| TASK TO CARRY OUT |
Please transcribe the data below exactly. Leave the pictures out.

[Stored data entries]
########################################
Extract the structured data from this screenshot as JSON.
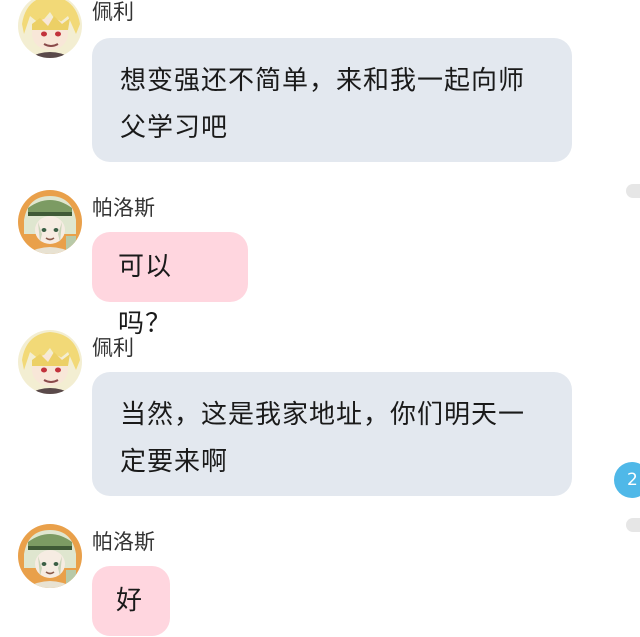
{
  "messages": [
    {
      "sender": "佩利",
      "avatar_icon": "blonde-character-avatar",
      "bubble_color": "#e3e8ef",
      "lines": [
        "想变强还不简单，来和我一起向师",
        "父学习吧"
      ]
    },
    {
      "sender": "帕洛斯",
      "avatar_icon": "green-hat-character-avatar",
      "bubble_color": "#ffd6df",
      "lines": [
        "可以吗？"
      ]
    },
    {
      "sender": "佩利",
      "avatar_icon": "blonde-character-avatar",
      "bubble_color": "#e3e8ef",
      "lines": [
        "当然，这是我家地址，你们明天一",
        "定要来啊"
      ]
    },
    {
      "sender": "帕洛斯",
      "avatar_icon": "green-hat-character-avatar",
      "bubble_color": "#ffd6df",
      "lines": [
        "好"
      ]
    }
  ],
  "unread_badge": "2",
  "colors": {
    "gray_bubble": "#e3e8ef",
    "pink_bubble": "#ffd6df",
    "badge": "#4fb8e8"
  }
}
########################################
| WORKED ANSWER |
Extract the structured data from this screenshot as JSON.
{
  "messages": [
    {
      "sender": "佩利",
      "avatar_icon": "blonde-character-avatar",
      "bubble_color": "#e3e8ef",
      "lines": [
        "想变强还不简单，来和我一起向师",
        "父学习吧"
      ]
    },
    {
      "sender": "帕洛斯",
      "avatar_icon": "green-hat-character-avatar",
      "bubble_color": "#ffd6df",
      "lines": [
        "可以吗？"
      ]
    },
    {
      "sender": "佩利",
      "avatar_icon": "blonde-character-avatar",
      "bubble_color": "#e3e8ef",
      "lines": [
        "当然，这是我家地址，你们明天一",
        "定要来啊"
      ]
    },
    {
      "sender": "帕洛斯",
      "avatar_icon": "green-hat-character-avatar",
      "bubble_color": "#ffd6df",
      "lines": [
        "好"
      ]
    }
  ],
  "unread_badge": "2",
  "colors": {
    "gray_bubble": "#e3e8ef",
    "pink_bubble": "#ffd6df",
    "badge": "#4fb8e8"
  }
}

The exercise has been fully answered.